:: REQUIREMENT ::
Pick out each line containing the string "ThreatSense".

:: INPUT ::
--*--

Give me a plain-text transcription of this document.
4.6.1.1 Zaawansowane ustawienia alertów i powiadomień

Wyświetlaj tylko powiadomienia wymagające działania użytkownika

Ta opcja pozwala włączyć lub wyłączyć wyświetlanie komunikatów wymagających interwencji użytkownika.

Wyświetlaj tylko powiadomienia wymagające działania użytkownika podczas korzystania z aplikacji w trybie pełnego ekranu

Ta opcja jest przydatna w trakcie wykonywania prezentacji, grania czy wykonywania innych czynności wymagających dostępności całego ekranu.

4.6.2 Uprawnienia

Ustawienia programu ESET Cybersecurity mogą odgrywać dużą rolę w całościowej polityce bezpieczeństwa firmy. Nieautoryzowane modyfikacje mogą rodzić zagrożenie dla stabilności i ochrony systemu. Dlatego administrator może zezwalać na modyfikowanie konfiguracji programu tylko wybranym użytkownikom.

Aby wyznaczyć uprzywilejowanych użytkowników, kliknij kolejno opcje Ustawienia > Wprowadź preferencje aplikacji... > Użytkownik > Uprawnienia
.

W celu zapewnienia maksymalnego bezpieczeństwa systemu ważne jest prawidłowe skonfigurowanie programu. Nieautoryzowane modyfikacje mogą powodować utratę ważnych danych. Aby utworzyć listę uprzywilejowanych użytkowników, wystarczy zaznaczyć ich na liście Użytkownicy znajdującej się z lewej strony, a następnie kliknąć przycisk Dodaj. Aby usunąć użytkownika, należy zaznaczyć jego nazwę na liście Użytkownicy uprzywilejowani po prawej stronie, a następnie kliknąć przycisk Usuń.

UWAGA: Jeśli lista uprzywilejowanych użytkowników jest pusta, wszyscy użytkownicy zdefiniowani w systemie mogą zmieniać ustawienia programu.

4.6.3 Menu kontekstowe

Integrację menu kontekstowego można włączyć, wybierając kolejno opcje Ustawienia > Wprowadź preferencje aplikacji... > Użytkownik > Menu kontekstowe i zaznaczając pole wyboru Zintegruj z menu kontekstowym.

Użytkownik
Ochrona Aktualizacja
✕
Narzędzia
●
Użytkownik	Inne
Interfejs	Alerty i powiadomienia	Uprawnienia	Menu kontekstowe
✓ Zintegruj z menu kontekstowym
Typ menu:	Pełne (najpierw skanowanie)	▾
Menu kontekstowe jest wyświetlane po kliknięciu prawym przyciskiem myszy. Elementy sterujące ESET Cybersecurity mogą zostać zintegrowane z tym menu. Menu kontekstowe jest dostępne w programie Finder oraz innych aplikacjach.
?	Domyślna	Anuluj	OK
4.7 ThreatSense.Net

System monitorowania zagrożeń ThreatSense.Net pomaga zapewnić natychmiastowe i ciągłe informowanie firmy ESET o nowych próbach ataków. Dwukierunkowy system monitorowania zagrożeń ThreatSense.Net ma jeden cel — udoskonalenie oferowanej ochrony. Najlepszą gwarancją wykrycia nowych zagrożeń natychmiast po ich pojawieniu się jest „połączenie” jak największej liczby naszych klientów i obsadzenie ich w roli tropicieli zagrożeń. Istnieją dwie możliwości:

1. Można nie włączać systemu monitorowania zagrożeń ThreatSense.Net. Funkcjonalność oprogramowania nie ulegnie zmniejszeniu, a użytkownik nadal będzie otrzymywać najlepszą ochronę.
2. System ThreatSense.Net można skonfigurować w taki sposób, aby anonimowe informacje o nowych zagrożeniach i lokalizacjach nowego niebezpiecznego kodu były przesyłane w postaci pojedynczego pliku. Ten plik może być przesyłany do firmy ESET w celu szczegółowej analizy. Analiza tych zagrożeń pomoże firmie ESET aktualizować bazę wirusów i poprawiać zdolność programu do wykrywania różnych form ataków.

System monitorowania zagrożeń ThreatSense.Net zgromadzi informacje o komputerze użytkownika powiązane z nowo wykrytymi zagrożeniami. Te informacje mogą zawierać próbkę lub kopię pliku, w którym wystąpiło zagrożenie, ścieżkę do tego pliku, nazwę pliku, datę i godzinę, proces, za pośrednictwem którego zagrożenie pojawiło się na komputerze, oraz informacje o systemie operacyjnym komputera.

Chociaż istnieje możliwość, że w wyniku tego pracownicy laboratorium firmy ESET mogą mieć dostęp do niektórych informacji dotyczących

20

--*--

:: RESPONSE TO THE EXERCISE ::
4.7 ThreatSense.Net
System monitorowania zagrożeń ThreatSense.Net pomaga zapewnić natychmiastowe i ciągłe informowanie firmy ESET o nowych próbach ataków. Dwukierunkowy system monitorowania zagrożeń ThreatSense.Net ma jeden cel — udoskonalenie oferowanej ochrony. Najlepszą gwarancją wykrycia nowych zagrożeń natychmiast po ich pojawieniu się jest „połączenie” jak największej liczby naszych klientów i obsadzenie ich w roli tropicieli zagrożeń. Istnieją dwie możliwości:
1. Można nie włączać systemu monitorowania zagrożeń ThreatSense.Net. Funkcjonalność oprogramowania nie ulegnie zmniejszeniu, a użytkownik nadal będzie otrzymywać najlepszą ochronę.
2. System ThreatSense.Net można skonfigurować w taki sposób, aby anonimowe informacje o nowych zagrożeniach i lokalizacjach nowego niebezpiecznego kodu były przesyłane w postaci pojedynczego pliku. Ten plik może być przesyłany do firmy ESET w celu szczegółowej analizy. Analiza tych zagrożeń pomoże firmie ESET aktualizować bazę wirusów i poprawiać zdolność programu do wykrywania różnych form ataków.
System monitorowania zagrożeń ThreatSense.Net zgromadzi informacje o komputerze użytkownika powiązane z nowo wykrytymi zagrożeniami. Te informacje mogą zawierać próbkę lub kopię pliku, w którym wystąpiło zagrożenie, ścieżkę do tego pliku, nazwę pliku, datę i godzinę, proces, za pośrednictwem którego zagrożenie pojawiło się na komputerze, oraz informacje o systemie operacyjnym komputera.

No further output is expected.